(Saved entries)
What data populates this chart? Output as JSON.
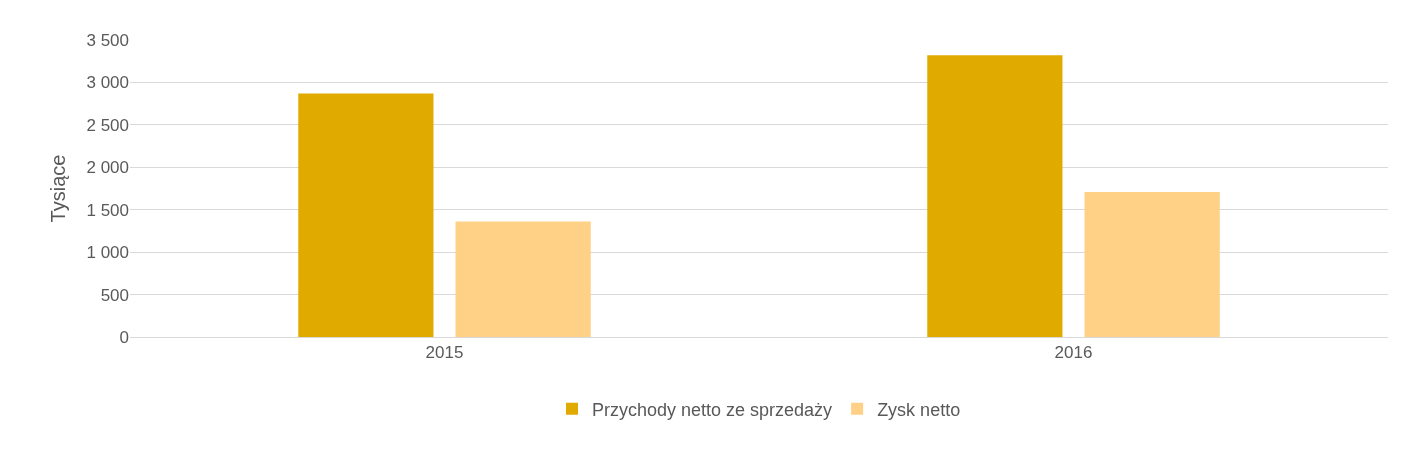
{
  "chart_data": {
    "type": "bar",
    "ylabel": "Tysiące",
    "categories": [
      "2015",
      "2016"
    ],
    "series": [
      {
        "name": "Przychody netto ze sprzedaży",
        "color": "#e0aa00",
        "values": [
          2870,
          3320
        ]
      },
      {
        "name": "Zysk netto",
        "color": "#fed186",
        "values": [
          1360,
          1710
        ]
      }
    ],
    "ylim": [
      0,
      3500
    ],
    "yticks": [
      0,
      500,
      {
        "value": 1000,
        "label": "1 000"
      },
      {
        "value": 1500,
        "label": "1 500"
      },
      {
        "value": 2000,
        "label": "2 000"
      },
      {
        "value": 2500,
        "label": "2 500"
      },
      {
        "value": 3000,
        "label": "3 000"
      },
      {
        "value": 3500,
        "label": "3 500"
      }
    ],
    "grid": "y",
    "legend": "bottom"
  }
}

==

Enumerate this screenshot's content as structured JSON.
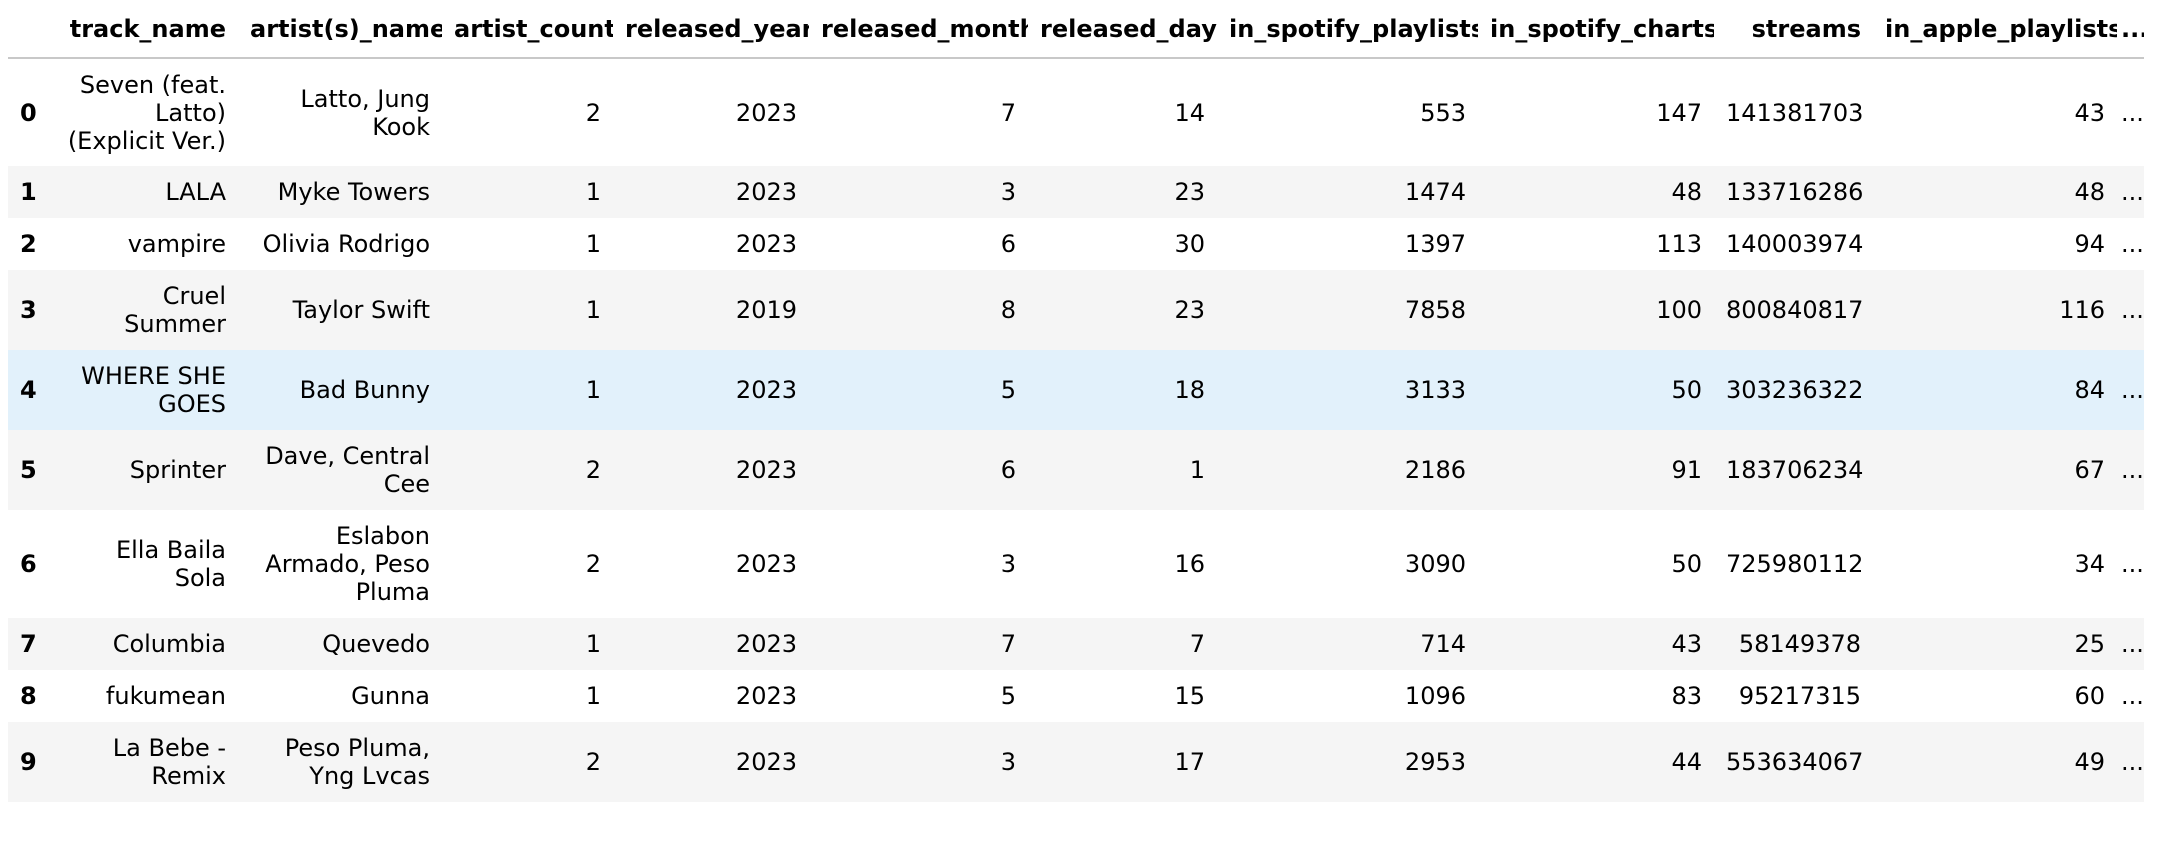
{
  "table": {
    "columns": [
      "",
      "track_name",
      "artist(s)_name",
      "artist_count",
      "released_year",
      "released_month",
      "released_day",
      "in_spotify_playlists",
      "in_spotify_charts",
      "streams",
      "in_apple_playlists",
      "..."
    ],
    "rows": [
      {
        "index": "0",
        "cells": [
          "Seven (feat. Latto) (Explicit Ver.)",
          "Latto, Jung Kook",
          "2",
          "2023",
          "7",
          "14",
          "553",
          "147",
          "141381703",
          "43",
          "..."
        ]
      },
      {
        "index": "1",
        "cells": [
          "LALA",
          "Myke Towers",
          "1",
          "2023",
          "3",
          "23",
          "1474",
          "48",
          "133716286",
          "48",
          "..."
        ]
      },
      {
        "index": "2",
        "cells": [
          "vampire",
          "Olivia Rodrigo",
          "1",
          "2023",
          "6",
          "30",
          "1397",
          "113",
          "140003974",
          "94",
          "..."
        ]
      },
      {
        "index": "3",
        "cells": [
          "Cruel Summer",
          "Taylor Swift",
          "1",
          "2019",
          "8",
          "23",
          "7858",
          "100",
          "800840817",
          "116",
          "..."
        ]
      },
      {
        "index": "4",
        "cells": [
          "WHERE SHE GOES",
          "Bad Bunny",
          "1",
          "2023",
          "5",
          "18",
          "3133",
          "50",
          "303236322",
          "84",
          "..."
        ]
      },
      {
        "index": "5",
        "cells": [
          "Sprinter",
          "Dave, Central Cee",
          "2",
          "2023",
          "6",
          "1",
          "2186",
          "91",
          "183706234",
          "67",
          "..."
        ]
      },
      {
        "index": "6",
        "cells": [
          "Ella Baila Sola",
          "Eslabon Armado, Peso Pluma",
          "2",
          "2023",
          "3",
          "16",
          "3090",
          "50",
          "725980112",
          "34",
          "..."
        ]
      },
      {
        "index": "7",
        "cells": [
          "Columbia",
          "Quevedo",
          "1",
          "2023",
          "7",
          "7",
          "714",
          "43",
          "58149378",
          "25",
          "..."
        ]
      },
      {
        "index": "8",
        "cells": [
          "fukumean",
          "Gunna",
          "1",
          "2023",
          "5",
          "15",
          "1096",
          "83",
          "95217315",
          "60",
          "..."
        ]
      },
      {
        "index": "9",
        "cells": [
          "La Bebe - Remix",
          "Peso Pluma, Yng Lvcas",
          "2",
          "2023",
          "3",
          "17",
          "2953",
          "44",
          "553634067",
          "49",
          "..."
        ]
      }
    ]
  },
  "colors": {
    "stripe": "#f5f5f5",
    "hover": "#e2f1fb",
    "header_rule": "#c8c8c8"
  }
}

### Given task
Gather each line of the listing containing the word "this" and show it.

### The answer
What data populates this chart? Output as JSON.
Enumerate this screenshot's content as structured JSON.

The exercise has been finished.